(Records from a collection)
------

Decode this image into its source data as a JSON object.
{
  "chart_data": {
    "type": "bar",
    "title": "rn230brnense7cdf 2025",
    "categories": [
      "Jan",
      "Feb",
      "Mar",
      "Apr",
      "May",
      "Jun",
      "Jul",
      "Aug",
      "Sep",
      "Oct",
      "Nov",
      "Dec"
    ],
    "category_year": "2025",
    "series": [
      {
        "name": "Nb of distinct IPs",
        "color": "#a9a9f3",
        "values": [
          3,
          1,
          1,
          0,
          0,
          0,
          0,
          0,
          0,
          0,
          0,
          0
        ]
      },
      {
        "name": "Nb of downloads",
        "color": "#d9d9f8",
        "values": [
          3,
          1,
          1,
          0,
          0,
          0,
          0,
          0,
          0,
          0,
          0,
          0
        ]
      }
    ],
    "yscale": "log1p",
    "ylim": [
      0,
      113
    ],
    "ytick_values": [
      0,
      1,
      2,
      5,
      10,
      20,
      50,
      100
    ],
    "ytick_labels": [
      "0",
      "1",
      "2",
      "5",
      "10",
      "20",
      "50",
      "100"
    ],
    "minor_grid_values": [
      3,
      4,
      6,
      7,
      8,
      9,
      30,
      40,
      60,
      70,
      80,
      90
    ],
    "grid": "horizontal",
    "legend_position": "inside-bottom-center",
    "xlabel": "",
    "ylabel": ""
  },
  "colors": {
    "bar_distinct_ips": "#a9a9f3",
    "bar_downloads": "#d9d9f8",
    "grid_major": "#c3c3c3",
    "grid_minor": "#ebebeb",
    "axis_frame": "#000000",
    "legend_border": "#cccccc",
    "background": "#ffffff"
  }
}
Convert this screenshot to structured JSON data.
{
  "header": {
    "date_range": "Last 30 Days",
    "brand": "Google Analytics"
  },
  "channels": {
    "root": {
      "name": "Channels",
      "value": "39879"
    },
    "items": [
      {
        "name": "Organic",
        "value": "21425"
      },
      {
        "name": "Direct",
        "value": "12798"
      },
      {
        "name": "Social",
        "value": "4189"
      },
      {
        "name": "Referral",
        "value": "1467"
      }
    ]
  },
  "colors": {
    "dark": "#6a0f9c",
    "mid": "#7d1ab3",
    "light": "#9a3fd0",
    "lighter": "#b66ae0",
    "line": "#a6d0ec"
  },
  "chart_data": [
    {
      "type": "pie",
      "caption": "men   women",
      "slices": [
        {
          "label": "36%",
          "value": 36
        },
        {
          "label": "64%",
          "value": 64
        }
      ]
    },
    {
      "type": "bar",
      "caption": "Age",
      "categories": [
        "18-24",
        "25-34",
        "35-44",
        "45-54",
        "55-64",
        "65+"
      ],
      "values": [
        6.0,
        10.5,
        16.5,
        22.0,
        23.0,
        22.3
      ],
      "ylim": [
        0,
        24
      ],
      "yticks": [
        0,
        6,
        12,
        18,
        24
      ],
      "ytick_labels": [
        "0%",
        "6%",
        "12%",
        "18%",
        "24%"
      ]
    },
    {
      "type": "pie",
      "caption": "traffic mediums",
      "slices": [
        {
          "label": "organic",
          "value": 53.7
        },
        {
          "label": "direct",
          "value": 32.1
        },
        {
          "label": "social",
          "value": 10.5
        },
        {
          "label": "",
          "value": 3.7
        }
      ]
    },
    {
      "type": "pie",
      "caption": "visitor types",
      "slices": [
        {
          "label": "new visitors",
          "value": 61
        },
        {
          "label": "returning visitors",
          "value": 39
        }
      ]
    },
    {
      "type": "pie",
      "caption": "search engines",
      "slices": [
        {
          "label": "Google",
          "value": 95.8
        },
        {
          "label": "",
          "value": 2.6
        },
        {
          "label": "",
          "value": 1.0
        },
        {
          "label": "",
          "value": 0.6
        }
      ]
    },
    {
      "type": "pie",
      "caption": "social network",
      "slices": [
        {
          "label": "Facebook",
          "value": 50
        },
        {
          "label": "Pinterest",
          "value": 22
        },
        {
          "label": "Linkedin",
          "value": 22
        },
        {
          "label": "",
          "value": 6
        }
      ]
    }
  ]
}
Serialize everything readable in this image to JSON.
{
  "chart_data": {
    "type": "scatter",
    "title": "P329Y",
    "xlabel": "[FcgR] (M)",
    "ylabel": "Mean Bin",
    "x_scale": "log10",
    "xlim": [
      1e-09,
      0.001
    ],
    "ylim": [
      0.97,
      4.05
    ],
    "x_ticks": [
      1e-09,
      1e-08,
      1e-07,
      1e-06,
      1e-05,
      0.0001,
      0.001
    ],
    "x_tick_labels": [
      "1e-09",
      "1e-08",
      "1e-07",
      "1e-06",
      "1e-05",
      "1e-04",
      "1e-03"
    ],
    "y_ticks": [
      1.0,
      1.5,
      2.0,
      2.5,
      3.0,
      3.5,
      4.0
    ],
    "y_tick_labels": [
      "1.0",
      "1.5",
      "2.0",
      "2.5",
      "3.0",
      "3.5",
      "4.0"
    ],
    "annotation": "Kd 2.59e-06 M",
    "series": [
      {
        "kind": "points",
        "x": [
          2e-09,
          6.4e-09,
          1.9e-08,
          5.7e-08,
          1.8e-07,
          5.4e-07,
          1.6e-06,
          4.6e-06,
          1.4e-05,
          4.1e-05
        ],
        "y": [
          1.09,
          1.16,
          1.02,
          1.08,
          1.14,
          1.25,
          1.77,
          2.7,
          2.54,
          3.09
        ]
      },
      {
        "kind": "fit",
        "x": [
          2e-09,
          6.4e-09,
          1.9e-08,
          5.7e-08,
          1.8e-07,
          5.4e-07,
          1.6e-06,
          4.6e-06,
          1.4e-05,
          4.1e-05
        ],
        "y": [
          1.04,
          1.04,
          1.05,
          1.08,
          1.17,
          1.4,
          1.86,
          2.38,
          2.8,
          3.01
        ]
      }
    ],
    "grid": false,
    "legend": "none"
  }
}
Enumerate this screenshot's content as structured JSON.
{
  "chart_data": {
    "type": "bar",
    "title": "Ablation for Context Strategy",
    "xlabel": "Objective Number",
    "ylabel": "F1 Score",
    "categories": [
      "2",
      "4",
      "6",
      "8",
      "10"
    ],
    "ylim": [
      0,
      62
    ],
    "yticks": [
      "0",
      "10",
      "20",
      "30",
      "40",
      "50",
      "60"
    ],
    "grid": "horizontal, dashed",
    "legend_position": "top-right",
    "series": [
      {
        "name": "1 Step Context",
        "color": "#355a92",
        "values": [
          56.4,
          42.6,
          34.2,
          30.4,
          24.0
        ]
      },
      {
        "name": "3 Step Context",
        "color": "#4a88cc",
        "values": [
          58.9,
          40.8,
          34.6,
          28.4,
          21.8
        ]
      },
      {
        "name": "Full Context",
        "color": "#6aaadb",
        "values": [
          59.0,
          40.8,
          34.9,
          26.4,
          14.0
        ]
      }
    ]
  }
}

------

## WRITTEN INSTRUCTION
List each line of the entries that holds the string "caption".

## EXERCISE OUTPUT
      "caption": "men   women",
      "caption": "Age",
      "caption": "traffic mediums",
      "caption": "visitor types",
      "caption": "search engines",
      "caption": "social network",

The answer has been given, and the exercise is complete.